# [Work to complete]
Copy out the listing in full, exactly as written, but not its pictures.

--- start ---

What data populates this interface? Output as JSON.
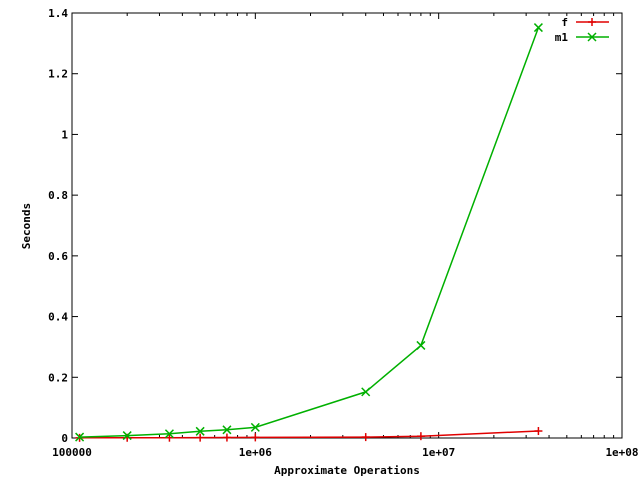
{
  "chart_data": {
    "type": "line",
    "title": "",
    "xlabel": "Approximate Operations",
    "ylabel": "Seconds",
    "xscale": "log",
    "xlim": [
      100000,
      100000000
    ],
    "ylim": [
      0,
      1.4
    ],
    "xticks": [
      {
        "value": 100000,
        "label": "100000"
      },
      {
        "value": 1000000,
        "label": "1e+06"
      },
      {
        "value": 10000000,
        "label": "1e+07"
      },
      {
        "value": 100000000,
        "label": "1e+08"
      }
    ],
    "yticks": [
      {
        "value": 0,
        "label": "0"
      },
      {
        "value": 0.2,
        "label": "0.2"
      },
      {
        "value": 0.4,
        "label": "0.4"
      },
      {
        "value": 0.6,
        "label": "0.6"
      },
      {
        "value": 0.8,
        "label": "0.8"
      },
      {
        "value": 1.0,
        "label": "1"
      },
      {
        "value": 1.2,
        "label": "1.2"
      },
      {
        "value": 1.4,
        "label": "1.4"
      }
    ],
    "grid": false,
    "legend_position": "top-right",
    "series": [
      {
        "name": "f",
        "color": "#e00000",
        "marker": "plus",
        "x": [
          110000,
          200000,
          340000,
          500000,
          700000,
          1000000,
          4000000,
          8000000,
          35000000
        ],
        "y": [
          0.0005,
          0.0008,
          0.001,
          0.0012,
          0.0015,
          0.002,
          0.003,
          0.006,
          0.023
        ]
      },
      {
        "name": "m1",
        "color": "#00b000",
        "marker": "cross",
        "x": [
          110000,
          200000,
          340000,
          500000,
          700000,
          1000000,
          4000000,
          8000000,
          35000000
        ],
        "y": [
          0.003,
          0.008,
          0.014,
          0.022,
          0.027,
          0.035,
          0.152,
          0.305,
          1.352
        ]
      }
    ]
  }
}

--- end ---

# [Answer to the problem]
What data populates this interface? Output as JSON.
{
  "chart_data": {
    "type": "line",
    "title": "",
    "xlabel": "Approximate Operations",
    "ylabel": "Seconds",
    "xscale": "log",
    "xlim": [
      100000,
      100000000
    ],
    "ylim": [
      0,
      1.4
    ],
    "xticks": [
      {
        "value": 100000,
        "label": "100000"
      },
      {
        "value": 1000000,
        "label": "1e+06"
      },
      {
        "value": 10000000,
        "label": "1e+07"
      },
      {
        "value": 100000000,
        "label": "1e+08"
      }
    ],
    "yticks": [
      {
        "value": 0,
        "label": "0"
      },
      {
        "value": 0.2,
        "label": "0.2"
      },
      {
        "value": 0.4,
        "label": "0.4"
      },
      {
        "value": 0.6,
        "label": "0.6"
      },
      {
        "value": 0.8,
        "label": "0.8"
      },
      {
        "value": 1.0,
        "label": "1"
      },
      {
        "value": 1.2,
        "label": "1.2"
      },
      {
        "value": 1.4,
        "label": "1.4"
      }
    ],
    "grid": false,
    "legend_position": "top-right",
    "series": [
      {
        "name": "f",
        "color": "#e00000",
        "marker": "plus",
        "x": [
          110000,
          200000,
          340000,
          500000,
          700000,
          1000000,
          4000000,
          8000000,
          35000000
        ],
        "y": [
          0.0005,
          0.0008,
          0.001,
          0.0012,
          0.0015,
          0.002,
          0.003,
          0.006,
          0.023
        ]
      },
      {
        "name": "m1",
        "color": "#00b000",
        "marker": "cross",
        "x": [
          110000,
          200000,
          340000,
          500000,
          700000,
          1000000,
          4000000,
          8000000,
          35000000
        ],
        "y": [
          0.003,
          0.008,
          0.014,
          0.022,
          0.027,
          0.035,
          0.152,
          0.305,
          1.352
        ]
      }
    ]
  }
}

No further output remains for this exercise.